▸ EXERCISE TASK
Filter the listing below, copying every line in which the word "baseline" appears.

Collected data entries:
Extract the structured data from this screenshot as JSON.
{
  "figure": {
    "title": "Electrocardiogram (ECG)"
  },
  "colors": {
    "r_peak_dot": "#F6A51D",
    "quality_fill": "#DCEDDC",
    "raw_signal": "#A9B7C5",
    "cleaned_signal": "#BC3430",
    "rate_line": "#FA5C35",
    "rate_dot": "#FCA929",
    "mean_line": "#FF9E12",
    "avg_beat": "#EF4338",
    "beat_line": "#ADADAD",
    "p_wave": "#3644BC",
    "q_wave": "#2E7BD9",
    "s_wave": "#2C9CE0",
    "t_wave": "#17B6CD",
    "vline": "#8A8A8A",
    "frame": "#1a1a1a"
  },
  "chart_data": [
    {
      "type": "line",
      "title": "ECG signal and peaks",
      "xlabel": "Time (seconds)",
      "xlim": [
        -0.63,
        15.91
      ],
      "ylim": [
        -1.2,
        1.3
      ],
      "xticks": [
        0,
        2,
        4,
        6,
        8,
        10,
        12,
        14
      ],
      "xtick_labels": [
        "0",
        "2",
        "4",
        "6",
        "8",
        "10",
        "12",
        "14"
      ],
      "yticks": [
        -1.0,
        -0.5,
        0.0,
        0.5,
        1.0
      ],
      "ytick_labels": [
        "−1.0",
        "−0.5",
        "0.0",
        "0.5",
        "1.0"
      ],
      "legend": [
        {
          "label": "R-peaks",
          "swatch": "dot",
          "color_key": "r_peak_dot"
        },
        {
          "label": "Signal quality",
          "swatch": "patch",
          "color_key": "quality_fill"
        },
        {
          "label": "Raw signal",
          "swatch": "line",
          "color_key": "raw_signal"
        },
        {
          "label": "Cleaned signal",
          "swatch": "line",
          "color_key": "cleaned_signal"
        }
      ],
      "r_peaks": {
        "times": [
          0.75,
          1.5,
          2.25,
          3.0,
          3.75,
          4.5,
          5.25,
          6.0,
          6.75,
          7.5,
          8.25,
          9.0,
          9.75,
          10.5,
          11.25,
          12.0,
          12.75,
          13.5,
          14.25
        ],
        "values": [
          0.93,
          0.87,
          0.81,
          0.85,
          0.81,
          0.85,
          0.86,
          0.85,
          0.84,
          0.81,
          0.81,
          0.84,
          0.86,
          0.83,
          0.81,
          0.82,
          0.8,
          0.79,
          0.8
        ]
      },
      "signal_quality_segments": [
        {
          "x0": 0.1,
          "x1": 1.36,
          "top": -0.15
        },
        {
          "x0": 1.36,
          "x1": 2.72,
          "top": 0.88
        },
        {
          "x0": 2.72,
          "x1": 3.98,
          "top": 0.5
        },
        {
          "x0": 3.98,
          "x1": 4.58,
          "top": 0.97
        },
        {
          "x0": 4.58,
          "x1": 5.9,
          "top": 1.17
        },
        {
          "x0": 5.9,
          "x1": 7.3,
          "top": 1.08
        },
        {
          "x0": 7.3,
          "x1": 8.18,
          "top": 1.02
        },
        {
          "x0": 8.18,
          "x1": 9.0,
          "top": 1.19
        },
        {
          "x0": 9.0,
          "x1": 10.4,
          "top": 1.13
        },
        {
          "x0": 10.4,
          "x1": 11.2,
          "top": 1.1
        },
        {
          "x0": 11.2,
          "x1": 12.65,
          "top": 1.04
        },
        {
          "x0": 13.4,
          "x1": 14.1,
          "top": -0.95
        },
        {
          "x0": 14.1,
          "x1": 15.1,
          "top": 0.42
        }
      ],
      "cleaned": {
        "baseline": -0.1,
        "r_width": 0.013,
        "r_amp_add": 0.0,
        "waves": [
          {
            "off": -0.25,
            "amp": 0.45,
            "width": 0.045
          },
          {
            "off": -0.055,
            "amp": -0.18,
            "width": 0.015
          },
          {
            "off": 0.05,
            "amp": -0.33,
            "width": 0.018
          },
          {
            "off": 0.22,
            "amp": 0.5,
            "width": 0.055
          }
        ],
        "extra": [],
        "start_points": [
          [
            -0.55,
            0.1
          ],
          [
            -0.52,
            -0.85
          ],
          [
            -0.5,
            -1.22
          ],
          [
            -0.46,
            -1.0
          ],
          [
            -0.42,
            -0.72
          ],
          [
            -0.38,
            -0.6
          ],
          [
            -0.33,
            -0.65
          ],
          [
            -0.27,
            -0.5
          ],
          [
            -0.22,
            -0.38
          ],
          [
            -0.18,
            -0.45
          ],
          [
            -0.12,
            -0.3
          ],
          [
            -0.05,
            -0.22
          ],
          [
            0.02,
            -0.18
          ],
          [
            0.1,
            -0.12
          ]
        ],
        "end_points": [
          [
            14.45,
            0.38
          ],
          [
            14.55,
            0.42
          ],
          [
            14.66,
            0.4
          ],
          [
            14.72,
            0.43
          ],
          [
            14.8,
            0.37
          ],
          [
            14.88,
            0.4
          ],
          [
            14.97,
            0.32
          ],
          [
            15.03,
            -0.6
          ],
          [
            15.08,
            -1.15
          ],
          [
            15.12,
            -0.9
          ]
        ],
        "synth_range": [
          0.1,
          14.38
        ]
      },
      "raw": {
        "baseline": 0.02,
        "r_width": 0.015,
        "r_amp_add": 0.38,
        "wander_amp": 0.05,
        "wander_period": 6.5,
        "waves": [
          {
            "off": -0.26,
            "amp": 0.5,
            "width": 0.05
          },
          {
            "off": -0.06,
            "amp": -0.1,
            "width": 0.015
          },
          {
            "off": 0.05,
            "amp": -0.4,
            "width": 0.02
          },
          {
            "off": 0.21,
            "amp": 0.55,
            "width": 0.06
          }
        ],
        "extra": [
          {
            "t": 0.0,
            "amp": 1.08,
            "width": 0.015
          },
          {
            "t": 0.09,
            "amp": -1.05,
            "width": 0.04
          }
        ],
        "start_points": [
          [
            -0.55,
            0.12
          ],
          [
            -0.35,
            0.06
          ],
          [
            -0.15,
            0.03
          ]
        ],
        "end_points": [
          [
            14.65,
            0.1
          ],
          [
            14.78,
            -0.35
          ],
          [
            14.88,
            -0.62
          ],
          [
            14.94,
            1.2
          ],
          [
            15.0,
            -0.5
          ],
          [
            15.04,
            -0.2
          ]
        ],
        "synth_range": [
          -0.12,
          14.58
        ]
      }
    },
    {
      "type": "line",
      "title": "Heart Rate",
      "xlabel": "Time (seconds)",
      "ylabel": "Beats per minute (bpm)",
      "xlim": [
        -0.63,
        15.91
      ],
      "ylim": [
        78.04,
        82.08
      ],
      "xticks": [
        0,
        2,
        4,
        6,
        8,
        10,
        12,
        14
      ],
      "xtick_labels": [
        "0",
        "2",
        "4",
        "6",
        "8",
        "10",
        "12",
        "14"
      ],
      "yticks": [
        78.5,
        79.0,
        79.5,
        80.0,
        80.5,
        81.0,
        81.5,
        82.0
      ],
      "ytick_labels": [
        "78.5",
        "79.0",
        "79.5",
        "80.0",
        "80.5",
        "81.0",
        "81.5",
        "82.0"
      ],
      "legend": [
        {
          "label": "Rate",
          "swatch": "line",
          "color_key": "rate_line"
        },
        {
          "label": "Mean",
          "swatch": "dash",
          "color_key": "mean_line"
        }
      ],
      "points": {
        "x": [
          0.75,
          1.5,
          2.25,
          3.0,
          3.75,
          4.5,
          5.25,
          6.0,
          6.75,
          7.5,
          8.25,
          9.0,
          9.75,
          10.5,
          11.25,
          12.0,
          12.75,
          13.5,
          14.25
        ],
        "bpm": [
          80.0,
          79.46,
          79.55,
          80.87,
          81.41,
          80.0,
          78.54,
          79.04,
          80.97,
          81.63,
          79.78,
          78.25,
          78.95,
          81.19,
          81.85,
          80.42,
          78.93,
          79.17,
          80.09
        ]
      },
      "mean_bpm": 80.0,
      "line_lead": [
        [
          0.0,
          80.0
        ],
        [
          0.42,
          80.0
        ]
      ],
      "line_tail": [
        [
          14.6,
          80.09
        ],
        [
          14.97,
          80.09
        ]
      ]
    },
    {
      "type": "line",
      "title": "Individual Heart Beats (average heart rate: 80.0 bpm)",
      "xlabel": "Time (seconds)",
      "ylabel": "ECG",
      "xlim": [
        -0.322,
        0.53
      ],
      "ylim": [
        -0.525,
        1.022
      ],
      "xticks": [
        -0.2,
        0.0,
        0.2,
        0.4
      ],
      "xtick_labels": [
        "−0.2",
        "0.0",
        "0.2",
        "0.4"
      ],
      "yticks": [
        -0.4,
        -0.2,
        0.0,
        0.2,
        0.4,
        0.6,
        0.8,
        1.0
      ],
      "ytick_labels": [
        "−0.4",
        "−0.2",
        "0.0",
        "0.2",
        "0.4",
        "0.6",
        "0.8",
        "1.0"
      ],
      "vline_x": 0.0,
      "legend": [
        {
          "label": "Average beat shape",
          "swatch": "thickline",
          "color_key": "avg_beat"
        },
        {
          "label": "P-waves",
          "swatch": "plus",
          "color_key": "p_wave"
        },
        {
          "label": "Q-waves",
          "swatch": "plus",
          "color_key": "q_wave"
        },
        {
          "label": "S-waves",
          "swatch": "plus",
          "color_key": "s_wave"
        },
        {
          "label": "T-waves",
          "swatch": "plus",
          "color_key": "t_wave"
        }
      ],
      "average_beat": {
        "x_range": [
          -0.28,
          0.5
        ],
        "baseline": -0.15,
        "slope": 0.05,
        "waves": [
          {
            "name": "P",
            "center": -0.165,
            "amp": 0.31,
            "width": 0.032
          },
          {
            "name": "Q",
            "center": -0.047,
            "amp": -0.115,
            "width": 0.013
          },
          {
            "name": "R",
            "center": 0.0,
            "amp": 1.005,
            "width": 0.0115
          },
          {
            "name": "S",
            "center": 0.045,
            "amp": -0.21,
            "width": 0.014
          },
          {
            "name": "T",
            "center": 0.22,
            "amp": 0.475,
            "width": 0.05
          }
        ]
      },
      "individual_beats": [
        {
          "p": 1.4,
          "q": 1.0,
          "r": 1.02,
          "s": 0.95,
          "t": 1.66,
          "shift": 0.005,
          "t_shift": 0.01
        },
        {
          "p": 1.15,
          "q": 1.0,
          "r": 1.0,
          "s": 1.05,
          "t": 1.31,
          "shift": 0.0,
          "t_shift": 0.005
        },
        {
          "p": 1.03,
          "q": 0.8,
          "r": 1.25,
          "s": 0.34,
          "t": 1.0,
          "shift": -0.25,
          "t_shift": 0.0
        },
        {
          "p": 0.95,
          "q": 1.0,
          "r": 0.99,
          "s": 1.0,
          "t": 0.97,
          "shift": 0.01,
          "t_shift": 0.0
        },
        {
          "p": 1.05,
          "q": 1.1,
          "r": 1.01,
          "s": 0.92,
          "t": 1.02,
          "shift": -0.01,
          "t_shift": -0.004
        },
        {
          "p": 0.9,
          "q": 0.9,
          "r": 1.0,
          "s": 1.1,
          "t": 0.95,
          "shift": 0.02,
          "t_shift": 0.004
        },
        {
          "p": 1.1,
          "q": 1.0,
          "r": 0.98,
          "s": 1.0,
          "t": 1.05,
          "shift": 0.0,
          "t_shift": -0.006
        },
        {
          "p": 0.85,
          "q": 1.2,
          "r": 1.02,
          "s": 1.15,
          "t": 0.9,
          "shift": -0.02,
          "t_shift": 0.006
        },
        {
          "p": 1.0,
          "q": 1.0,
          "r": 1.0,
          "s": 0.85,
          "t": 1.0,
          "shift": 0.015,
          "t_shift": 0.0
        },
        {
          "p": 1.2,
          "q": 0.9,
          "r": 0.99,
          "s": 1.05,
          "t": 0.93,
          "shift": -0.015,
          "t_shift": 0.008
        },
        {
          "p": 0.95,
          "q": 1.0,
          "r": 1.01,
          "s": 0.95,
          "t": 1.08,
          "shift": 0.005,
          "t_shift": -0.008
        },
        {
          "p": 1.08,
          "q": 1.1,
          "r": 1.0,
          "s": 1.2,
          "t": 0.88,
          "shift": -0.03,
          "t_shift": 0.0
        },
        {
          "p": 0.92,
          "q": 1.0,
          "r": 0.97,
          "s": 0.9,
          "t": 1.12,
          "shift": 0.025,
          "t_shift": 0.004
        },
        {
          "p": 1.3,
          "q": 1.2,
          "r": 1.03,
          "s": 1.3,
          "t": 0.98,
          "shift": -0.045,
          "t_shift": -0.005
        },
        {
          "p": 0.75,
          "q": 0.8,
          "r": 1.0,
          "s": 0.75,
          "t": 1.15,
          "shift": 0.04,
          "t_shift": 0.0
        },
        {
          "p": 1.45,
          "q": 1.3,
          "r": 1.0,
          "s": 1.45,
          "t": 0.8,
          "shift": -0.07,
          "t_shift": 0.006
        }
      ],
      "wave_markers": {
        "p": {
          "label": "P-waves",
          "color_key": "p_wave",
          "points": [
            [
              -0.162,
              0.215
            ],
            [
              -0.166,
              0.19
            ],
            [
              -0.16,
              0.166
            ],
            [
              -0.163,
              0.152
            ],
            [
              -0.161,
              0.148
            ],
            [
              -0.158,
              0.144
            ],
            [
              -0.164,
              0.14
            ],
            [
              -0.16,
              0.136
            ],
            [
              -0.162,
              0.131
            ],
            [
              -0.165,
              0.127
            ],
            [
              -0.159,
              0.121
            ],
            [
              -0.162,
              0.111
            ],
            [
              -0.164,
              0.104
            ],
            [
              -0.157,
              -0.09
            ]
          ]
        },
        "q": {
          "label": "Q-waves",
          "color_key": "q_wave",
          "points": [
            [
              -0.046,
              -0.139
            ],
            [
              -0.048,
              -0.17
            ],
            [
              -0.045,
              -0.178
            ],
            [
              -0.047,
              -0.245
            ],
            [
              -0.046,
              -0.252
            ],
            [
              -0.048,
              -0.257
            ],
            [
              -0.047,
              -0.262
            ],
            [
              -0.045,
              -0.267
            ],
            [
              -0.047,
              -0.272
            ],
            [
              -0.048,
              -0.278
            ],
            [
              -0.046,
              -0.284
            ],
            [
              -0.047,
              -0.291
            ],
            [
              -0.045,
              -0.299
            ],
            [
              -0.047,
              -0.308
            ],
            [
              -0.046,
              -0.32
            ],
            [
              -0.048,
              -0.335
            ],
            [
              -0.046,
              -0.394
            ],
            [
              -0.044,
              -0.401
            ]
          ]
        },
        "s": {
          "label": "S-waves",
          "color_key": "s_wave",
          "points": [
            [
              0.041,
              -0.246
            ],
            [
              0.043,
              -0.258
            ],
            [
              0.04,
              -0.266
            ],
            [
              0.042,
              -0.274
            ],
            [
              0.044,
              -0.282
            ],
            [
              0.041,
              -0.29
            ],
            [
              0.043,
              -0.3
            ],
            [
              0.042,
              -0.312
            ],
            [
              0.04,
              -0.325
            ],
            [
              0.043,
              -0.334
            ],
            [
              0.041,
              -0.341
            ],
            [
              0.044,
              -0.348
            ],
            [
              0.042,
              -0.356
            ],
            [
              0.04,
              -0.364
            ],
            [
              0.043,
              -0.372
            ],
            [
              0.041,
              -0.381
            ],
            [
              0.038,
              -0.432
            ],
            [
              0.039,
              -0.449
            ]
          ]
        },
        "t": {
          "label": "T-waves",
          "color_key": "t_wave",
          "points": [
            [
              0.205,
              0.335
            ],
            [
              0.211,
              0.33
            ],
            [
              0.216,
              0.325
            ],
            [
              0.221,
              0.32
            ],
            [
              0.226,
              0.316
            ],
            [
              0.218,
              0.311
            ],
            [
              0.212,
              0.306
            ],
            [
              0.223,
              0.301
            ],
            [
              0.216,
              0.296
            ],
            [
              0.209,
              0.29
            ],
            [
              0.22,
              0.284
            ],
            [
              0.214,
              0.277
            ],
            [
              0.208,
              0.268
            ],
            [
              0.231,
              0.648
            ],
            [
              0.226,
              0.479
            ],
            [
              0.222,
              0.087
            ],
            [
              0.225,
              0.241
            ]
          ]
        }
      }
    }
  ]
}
...
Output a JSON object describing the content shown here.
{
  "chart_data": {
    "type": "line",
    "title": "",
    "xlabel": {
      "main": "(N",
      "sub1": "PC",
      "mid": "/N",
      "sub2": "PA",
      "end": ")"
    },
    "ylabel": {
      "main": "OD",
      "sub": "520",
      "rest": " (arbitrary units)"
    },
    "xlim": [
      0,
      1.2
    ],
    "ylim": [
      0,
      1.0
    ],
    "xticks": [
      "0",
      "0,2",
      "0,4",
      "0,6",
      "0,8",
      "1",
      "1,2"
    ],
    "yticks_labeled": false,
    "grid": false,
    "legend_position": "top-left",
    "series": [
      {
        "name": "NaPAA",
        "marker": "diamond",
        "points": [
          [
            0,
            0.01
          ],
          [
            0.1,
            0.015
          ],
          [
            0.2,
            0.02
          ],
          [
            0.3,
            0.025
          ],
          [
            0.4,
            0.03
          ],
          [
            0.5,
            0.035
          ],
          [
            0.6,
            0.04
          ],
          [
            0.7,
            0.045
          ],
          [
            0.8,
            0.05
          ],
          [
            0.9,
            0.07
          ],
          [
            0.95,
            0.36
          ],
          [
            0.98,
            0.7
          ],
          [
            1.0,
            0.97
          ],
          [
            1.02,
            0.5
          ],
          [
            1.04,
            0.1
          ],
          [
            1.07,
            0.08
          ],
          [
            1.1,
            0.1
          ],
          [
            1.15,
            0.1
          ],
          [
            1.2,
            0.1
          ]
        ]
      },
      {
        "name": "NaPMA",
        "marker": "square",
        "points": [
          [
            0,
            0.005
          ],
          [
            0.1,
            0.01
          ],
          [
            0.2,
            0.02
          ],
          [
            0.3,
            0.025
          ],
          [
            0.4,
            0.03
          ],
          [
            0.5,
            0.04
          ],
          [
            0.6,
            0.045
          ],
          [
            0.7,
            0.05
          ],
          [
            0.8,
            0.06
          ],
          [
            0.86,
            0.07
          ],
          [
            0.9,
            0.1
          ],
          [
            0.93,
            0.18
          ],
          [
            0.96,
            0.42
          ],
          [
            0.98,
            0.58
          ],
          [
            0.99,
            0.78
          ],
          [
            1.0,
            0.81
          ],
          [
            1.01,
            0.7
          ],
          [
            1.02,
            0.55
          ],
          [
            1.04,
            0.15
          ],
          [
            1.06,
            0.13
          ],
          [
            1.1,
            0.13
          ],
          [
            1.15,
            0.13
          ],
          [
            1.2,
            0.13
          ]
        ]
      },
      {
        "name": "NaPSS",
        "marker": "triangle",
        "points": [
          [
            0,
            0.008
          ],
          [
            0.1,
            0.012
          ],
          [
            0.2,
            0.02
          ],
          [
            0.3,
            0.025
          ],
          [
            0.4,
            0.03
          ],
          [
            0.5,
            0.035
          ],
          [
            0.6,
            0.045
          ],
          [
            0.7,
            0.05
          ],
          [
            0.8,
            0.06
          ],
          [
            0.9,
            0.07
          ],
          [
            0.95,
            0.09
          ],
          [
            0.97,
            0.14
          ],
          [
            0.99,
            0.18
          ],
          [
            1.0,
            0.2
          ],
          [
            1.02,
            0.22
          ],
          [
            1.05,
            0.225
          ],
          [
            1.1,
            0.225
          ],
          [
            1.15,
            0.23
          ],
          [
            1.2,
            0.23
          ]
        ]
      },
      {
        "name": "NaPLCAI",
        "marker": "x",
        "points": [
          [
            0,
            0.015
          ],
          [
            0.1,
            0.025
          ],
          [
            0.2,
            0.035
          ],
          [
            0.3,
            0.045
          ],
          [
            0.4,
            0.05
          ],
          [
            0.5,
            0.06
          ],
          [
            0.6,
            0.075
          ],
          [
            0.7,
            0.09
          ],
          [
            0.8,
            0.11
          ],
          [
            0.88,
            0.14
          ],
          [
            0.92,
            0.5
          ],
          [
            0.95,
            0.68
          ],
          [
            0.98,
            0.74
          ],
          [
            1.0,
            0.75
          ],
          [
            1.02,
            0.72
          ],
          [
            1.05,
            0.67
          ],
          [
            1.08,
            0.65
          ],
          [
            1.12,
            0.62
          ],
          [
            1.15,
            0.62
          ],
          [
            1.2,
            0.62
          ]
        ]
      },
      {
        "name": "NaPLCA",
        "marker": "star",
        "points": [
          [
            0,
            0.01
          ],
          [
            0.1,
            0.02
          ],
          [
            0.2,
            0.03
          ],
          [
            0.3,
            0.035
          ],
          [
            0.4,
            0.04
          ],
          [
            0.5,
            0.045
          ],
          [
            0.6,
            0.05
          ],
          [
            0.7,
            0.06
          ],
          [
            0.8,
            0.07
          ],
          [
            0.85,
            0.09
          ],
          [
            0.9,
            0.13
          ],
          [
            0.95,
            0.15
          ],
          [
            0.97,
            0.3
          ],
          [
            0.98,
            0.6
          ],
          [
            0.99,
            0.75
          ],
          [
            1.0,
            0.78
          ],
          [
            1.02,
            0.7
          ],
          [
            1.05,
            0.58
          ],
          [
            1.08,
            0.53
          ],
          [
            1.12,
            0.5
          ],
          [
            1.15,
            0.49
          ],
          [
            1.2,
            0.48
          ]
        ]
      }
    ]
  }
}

▸ RESULT OF THIS EXERCISE
        "baseline": -0.1,
        "baseline": 0.02,
        "baseline": -0.15,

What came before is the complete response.